**TASK DETAILS**
Look through the data below. Show each line where the string "chose" occurs.

**RECORD EXCERPTS**
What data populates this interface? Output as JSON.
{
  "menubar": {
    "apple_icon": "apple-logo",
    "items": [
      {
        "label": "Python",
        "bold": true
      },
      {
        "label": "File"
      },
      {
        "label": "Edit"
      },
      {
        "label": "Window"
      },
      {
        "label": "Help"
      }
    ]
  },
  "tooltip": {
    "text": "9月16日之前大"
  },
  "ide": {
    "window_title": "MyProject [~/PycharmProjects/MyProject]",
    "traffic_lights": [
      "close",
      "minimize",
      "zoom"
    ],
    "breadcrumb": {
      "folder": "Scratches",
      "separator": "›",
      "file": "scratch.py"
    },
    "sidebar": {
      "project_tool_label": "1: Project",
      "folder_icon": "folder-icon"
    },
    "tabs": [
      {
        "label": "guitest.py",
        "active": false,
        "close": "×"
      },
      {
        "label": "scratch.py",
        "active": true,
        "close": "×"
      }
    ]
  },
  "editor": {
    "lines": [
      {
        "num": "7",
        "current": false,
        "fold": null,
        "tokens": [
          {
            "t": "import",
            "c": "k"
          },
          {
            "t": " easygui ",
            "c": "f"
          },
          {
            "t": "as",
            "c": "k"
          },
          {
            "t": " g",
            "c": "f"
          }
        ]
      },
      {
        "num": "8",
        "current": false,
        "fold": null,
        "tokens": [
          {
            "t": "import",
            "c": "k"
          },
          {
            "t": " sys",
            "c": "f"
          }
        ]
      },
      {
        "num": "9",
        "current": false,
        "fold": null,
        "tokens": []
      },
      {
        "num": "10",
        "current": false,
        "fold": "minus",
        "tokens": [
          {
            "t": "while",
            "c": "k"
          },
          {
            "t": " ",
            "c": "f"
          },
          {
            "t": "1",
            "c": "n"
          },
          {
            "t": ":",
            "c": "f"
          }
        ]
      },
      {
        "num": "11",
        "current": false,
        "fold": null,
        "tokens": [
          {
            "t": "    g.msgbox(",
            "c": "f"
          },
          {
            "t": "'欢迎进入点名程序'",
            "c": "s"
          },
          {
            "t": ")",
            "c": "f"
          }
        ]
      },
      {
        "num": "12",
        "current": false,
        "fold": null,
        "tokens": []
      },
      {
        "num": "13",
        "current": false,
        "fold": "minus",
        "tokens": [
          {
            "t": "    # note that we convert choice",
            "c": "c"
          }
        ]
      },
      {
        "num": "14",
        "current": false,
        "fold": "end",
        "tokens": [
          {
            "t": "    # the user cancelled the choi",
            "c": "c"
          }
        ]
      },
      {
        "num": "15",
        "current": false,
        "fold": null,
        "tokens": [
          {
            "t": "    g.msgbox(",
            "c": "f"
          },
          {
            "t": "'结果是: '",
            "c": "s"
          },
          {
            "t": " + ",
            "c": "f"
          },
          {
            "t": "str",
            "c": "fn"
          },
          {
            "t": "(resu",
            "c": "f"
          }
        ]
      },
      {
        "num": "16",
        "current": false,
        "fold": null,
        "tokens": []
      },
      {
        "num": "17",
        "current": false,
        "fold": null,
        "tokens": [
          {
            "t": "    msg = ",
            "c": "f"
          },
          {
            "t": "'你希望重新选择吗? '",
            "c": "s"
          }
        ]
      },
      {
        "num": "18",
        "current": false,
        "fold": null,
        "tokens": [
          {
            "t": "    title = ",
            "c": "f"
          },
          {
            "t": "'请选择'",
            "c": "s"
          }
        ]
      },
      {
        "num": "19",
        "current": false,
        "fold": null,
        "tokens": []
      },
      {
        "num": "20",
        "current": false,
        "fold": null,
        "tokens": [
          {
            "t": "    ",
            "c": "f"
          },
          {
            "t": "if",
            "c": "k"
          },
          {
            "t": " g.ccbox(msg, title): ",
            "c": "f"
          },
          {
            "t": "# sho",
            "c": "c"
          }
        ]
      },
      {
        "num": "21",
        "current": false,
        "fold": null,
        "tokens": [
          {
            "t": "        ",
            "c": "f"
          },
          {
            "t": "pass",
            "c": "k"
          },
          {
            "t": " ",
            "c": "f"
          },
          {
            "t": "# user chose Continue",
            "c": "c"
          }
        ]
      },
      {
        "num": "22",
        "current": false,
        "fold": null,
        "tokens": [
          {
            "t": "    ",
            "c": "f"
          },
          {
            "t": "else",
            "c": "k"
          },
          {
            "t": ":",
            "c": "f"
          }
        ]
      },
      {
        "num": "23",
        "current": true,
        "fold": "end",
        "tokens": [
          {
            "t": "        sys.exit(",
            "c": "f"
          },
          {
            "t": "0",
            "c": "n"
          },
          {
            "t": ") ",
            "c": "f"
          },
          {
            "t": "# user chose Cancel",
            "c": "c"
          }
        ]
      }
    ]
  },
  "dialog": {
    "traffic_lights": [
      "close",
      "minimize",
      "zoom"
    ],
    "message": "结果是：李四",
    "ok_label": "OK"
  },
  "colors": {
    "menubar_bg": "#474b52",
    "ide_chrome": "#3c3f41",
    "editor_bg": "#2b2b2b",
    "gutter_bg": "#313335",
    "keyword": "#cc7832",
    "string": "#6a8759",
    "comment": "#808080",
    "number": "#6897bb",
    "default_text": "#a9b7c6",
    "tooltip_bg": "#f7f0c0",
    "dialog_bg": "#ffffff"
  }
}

**SOLUTION TO THIS TASK**
            "t": "# user chose Continue",
            "t": "# user chose Cancel",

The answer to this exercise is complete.